Exercise.
Copy every line in the records below that contains the word "Click".

=== Data for this exercise ===

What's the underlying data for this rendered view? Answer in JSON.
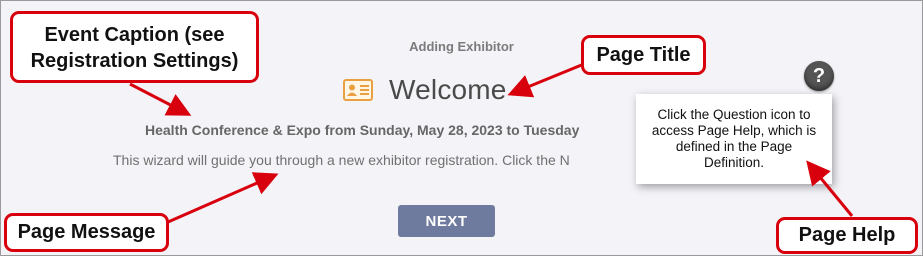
{
  "wizard": {
    "subtitle": "Adding Exhibitor",
    "title": "Welcome",
    "title_icon": "id-card-icon",
    "event_caption": "Health Conference & Expo from Sunday, May 28, 2023 to Tuesday",
    "page_message": "This wizard will guide you through a new exhibitor registration. Click the N",
    "next_label": "NEXT",
    "help_icon": "question-mark-icon",
    "help_glyph": "?",
    "help_tooltip": "Click the Question icon to access Page Help, which is defined in the Page Definition."
  },
  "annotations": {
    "event_caption": "Event Caption (see Registration Settings)",
    "page_title": "Page Title",
    "page_message": "Page Message",
    "page_help": "Page Help"
  },
  "colors": {
    "callout_border": "#d8000c",
    "arrow": "#d8000c",
    "next_button": "#6e7a9e",
    "icon_accent": "#e8a040",
    "background": "#f4f3f7"
  }
}
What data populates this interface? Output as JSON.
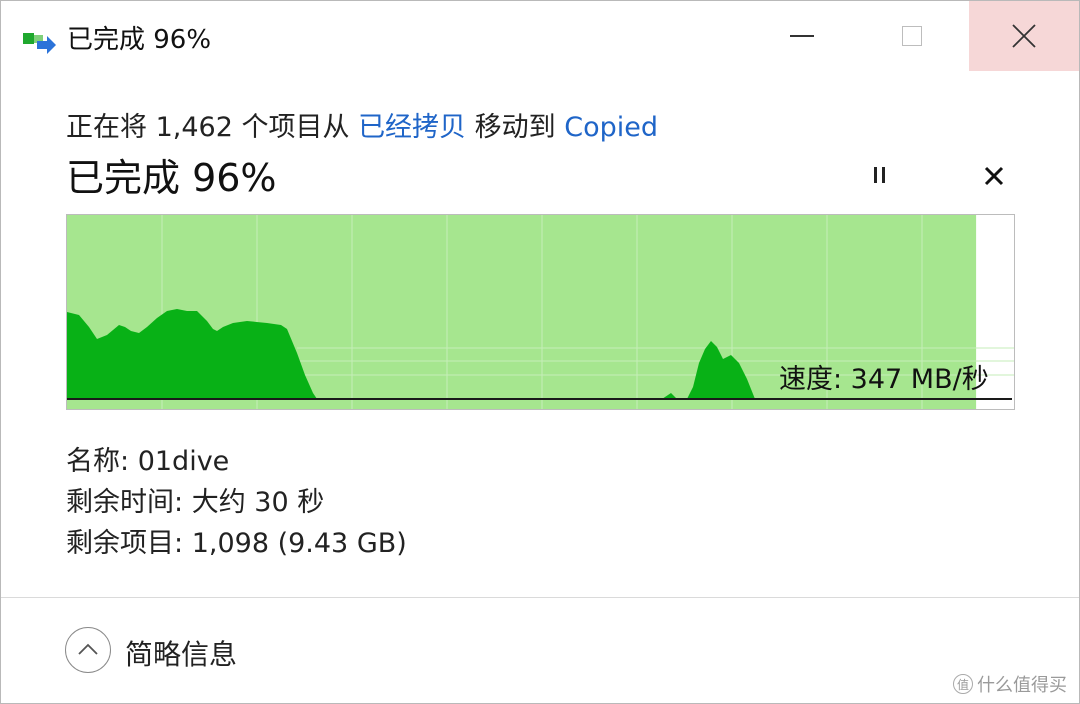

===

Response to the task.
    "page_message": "This wizard will guide you through a new exhibitor registration. Click the N",
    "help_tooltip": "Click the Question icon to access Page Help, which is defined in the Page Definition."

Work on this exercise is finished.